▸ **Exercise directions**
The listing below is to be output in its exact form.

▸ **Extracted data**
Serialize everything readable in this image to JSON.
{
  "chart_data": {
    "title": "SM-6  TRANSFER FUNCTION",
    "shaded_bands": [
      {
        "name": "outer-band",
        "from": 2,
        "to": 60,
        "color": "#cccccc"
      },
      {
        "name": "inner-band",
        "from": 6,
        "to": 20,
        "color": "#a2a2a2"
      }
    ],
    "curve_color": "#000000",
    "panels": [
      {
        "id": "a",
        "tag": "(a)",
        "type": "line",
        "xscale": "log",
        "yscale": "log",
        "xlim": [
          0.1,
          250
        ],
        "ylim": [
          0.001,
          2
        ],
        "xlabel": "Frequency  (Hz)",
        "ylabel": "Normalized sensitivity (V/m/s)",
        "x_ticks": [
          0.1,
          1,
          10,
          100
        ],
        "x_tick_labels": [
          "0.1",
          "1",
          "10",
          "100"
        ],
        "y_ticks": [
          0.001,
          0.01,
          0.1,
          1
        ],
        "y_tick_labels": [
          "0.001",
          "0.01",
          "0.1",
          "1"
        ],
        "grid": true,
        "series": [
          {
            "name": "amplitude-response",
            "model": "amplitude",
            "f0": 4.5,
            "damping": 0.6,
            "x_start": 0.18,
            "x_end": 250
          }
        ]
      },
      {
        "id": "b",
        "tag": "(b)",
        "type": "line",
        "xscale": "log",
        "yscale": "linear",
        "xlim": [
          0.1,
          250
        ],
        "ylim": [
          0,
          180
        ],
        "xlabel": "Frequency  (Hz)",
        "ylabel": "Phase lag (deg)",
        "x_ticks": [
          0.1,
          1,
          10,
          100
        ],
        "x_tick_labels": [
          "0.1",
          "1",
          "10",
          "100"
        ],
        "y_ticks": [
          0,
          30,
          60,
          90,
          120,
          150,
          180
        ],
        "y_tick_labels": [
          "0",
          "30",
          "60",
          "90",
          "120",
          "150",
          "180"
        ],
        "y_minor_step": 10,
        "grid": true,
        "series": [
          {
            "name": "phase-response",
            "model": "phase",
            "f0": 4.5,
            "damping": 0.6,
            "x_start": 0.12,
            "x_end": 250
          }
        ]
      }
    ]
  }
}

▸ **Task response**
Serialize everything readable in this image to JSON.
{
  "chart_data": {
    "title": "SM-6  TRANSFER FUNCTION",
    "shaded_bands": [
      {
        "name": "outer-band",
        "from": 2,
        "to": 60,
        "color": "#cccccc"
      },
      {
        "name": "inner-band",
        "from": 6,
        "to": 20,
        "color": "#a2a2a2"
      }
    ],
    "curve_color": "#000000",
    "panels": [
      {
        "id": "a",
        "tag": "(a)",
        "type": "line",
        "xscale": "log",
        "yscale": "log",
        "xlim": [
          0.1,
          250
        ],
        "ylim": [
          0.001,
          2
        ],
        "xlabel": "Frequency  (Hz)",
        "ylabel": "Normalized sensitivity (V/m/s)",
        "x_ticks": [
          0.1,
          1,
          10,
          100
        ],
        "x_tick_labels": [
          "0.1",
          "1",
          "10",
          "100"
        ],
        "y_ticks": [
          0.001,
          0.01,
          0.1,
          1
        ],
        "y_tick_labels": [
          "0.001",
          "0.01",
          "0.1",
          "1"
        ],
        "grid": true,
        "series": [
          {
            "name": "amplitude-response",
            "model": "amplitude",
            "f0": 4.5,
            "damping": 0.6,
            "x_start": 0.18,
            "x_end": 250
          }
        ]
      },
      {
        "id": "b",
        "tag": "(b)",
        "type": "line",
        "xscale": "log",
        "yscale": "linear",
        "xlim": [
          0.1,
          250
        ],
        "ylim": [
          0,
          180
        ],
        "xlabel": "Frequency  (Hz)",
        "ylabel": "Phase lag (deg)",
        "x_ticks": [
          0.1,
          1,
          10,
          100
        ],
        "x_tick_labels": [
          "0.1",
          "1",
          "10",
          "100"
        ],
        "y_ticks": [
          0,
          30,
          60,
          90,
          120,
          150,
          180
        ],
        "y_tick_labels": [
          "0",
          "30",
          "60",
          "90",
          "120",
          "150",
          "180"
        ],
        "y_minor_step": 10,
        "grid": true,
        "series": [
          {
            "name": "phase-response",
            "model": "phase",
            "f0": 4.5,
            "damping": 0.6,
            "x_start": 0.12,
            "x_end": 250
          }
        ]
      }
    ]
  }
}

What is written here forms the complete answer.